What the exercise asks:
Only the number is wanted: how many lines contain the word "home"?

Records for this exercise:

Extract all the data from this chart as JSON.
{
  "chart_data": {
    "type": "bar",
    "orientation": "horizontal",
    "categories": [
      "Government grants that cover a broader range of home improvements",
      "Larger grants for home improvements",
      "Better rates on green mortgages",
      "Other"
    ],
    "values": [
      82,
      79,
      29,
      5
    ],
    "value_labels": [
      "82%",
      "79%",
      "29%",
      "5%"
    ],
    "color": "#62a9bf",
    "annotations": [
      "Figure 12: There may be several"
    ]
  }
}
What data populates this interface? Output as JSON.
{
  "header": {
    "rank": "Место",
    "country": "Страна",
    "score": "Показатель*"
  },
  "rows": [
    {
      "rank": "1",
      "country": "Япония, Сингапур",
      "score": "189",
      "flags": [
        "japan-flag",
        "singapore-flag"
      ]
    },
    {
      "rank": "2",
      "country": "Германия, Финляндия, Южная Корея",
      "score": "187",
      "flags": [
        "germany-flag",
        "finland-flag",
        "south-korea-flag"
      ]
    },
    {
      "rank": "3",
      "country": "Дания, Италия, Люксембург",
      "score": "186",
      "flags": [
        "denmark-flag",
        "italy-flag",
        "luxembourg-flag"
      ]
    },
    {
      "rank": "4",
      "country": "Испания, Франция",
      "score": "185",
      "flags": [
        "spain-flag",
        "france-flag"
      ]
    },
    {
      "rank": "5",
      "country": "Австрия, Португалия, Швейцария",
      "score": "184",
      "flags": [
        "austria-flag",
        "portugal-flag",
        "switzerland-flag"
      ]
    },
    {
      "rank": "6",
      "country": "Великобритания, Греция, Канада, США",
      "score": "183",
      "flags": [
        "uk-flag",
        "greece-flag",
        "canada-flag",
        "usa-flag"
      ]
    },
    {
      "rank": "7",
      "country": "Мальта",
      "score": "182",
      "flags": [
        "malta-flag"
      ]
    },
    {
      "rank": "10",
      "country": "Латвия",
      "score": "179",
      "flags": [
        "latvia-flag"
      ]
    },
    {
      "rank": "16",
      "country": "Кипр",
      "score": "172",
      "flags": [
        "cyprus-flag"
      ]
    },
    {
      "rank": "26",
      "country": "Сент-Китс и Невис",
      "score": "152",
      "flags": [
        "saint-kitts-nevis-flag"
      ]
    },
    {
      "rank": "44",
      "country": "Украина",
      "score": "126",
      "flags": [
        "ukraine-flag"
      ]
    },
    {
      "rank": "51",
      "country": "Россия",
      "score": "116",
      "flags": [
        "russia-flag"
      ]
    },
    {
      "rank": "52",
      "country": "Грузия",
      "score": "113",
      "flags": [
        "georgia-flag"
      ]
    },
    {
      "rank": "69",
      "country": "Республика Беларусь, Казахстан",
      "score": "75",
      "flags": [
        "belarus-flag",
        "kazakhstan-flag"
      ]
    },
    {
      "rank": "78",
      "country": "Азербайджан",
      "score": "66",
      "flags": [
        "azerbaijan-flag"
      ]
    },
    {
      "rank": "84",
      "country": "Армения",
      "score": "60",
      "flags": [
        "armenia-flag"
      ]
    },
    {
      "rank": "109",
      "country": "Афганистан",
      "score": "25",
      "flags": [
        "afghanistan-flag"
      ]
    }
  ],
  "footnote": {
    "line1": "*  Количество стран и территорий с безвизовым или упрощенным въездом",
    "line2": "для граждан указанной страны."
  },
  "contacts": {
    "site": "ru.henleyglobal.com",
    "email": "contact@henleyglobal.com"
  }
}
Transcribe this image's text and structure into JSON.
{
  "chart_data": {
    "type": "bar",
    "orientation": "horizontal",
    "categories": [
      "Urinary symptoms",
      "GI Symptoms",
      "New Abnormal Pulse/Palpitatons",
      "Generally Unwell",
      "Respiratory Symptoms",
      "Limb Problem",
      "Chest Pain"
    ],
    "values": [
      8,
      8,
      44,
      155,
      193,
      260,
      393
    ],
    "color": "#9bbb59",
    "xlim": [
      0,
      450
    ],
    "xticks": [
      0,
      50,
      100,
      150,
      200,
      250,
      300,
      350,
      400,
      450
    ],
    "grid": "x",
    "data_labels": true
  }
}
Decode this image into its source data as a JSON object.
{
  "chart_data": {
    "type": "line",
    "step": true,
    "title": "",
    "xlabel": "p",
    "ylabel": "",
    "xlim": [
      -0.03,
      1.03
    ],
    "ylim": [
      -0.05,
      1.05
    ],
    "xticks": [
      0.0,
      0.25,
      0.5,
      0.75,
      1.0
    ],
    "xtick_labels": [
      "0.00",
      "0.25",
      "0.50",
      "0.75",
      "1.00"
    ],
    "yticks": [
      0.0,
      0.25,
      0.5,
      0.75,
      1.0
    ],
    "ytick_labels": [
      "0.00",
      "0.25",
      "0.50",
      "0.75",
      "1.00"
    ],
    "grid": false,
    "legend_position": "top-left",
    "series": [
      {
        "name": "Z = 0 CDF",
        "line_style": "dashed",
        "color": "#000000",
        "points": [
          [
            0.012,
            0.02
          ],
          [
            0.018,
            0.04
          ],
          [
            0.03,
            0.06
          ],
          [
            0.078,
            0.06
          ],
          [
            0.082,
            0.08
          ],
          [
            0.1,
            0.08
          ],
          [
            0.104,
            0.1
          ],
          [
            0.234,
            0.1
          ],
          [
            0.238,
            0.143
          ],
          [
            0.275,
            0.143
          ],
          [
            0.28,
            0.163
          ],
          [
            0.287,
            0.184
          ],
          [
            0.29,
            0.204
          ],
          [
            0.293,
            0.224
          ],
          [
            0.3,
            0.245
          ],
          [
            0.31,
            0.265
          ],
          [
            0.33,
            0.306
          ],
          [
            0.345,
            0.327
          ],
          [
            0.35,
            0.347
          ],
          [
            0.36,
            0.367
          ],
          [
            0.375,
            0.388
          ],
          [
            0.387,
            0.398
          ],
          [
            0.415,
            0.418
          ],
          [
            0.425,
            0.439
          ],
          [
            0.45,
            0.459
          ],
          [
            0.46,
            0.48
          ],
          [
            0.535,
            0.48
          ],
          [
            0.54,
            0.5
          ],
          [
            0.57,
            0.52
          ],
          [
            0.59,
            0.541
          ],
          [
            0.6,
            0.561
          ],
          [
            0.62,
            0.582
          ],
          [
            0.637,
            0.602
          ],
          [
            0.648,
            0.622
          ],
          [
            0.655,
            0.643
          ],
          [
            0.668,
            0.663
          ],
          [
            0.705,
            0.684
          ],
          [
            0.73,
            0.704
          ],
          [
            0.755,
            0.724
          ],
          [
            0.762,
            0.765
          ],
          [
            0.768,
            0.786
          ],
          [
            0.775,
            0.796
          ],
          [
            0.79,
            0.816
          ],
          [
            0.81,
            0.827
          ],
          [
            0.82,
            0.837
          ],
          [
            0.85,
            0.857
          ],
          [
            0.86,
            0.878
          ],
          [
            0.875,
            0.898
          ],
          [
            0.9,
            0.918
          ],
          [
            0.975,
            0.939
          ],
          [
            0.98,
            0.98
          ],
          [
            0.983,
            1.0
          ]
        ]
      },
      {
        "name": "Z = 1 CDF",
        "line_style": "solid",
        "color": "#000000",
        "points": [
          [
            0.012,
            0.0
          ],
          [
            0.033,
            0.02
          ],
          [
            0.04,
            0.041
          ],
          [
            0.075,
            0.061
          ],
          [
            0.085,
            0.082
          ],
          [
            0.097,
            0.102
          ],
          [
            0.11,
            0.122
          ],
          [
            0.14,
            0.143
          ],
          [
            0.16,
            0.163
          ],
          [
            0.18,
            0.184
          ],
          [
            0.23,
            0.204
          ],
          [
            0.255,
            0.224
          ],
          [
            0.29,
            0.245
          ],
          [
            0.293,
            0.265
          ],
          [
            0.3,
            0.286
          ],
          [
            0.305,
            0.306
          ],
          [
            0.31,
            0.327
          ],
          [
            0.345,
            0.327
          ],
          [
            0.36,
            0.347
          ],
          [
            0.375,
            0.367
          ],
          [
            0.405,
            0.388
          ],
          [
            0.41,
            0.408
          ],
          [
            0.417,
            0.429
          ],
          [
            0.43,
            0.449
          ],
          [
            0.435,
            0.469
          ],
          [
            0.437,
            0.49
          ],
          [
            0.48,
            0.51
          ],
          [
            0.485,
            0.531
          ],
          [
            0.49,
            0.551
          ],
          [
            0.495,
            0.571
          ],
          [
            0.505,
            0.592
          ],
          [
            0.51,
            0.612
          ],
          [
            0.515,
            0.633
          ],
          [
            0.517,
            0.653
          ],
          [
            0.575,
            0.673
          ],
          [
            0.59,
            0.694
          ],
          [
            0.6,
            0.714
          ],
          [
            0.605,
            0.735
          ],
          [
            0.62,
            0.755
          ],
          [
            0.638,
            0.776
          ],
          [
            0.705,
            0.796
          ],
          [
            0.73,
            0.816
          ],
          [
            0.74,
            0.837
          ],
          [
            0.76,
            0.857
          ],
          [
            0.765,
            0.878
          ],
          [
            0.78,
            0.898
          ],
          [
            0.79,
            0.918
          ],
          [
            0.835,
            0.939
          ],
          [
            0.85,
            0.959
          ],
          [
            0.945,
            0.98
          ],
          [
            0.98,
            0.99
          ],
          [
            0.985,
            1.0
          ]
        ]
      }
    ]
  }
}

Written response:
2